> [Requirement]: Scan the entries below. List each line with "смесь".
-- Begin Information supplied --
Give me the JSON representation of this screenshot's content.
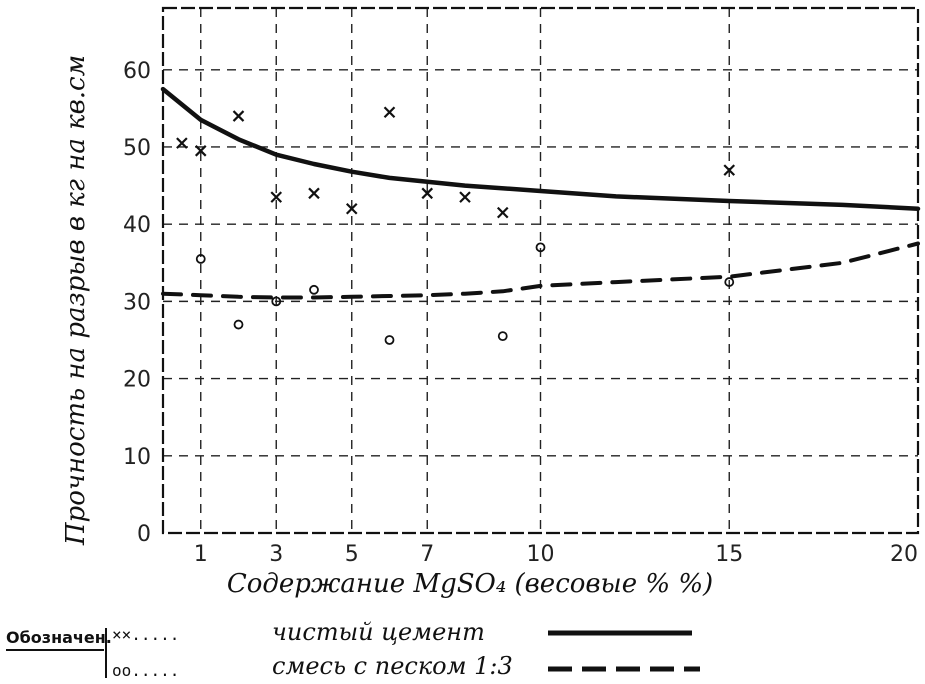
{
  "chart_data": {
    "type": "scatter",
    "ylabel": "Прочность на разрыв в кг на кв.см",
    "xlabel": "Содержание MgSO₄ (весовые % %)",
    "xlim": [
      0,
      20
    ],
    "ylim": [
      0,
      68
    ],
    "x_ticks": [
      1,
      3,
      5,
      7,
      10,
      15,
      20
    ],
    "x_tick_labels": [
      "1",
      "3",
      "5",
      "7",
      "10",
      "15",
      "20"
    ],
    "y_ticks": [
      0,
      10,
      20,
      30,
      40,
      50,
      60
    ],
    "y_tick_labels": [
      "0",
      "10",
      "20",
      "30",
      "40",
      "50",
      "60"
    ],
    "grid": true,
    "legend": {
      "title": "Обозначен.",
      "placement": "bottom-left",
      "entries": [
        {
          "marker": "××.....",
          "label": "чистый цемент",
          "line": "solid"
        },
        {
          "marker": "oo.....",
          "label": "смесь с песком 1:3",
          "line": "dashed"
        }
      ]
    },
    "series": [
      {
        "name": "чистый цемент",
        "marker": "x",
        "points": [
          [
            0.5,
            50.5
          ],
          [
            1.0,
            49.5
          ],
          [
            2.0,
            54.0
          ],
          [
            3.0,
            43.5
          ],
          [
            4.0,
            44.0
          ],
          [
            5.0,
            42.0
          ],
          [
            6.0,
            54.5
          ],
          [
            7.0,
            44.0
          ],
          [
            8.0,
            43.5
          ],
          [
            9.0,
            41.5
          ],
          [
            15.0,
            47.0
          ]
        ],
        "curve": {
          "style": "solid",
          "x": [
            0,
            0.5,
            1,
            2,
            3,
            4,
            5,
            6,
            7,
            8,
            10,
            12,
            15,
            18,
            20
          ],
          "y": [
            57.5,
            55.5,
            53.5,
            51,
            49,
            47.8,
            46.8,
            46,
            45.5,
            45,
            44.3,
            43.6,
            43,
            42.5,
            42
          ]
        }
      },
      {
        "name": "смесь с песком 1:3",
        "marker": "o",
        "points": [
          [
            1.0,
            35.5
          ],
          [
            2.0,
            27.0
          ],
          [
            3.0,
            30.0
          ],
          [
            4.0,
            31.5
          ],
          [
            6.0,
            25.0
          ],
          [
            9.0,
            25.5
          ],
          [
            10.0,
            37.0
          ],
          [
            15.0,
            32.5
          ]
        ],
        "curve": {
          "style": "dashed",
          "x": [
            0,
            1,
            2,
            3,
            4,
            5,
            6,
            7,
            8,
            9,
            10,
            12,
            15,
            18,
            20
          ],
          "y": [
            31,
            30.8,
            30.6,
            30.5,
            30.5,
            30.6,
            30.7,
            30.8,
            31,
            31.3,
            32,
            32.5,
            33.2,
            35,
            37.5
          ]
        }
      }
    ]
  }
}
-- End Information supplied --
> [Solution below]:
          "label": "смесь с песком 1:3",
        "name": "смесь с песком 1:3",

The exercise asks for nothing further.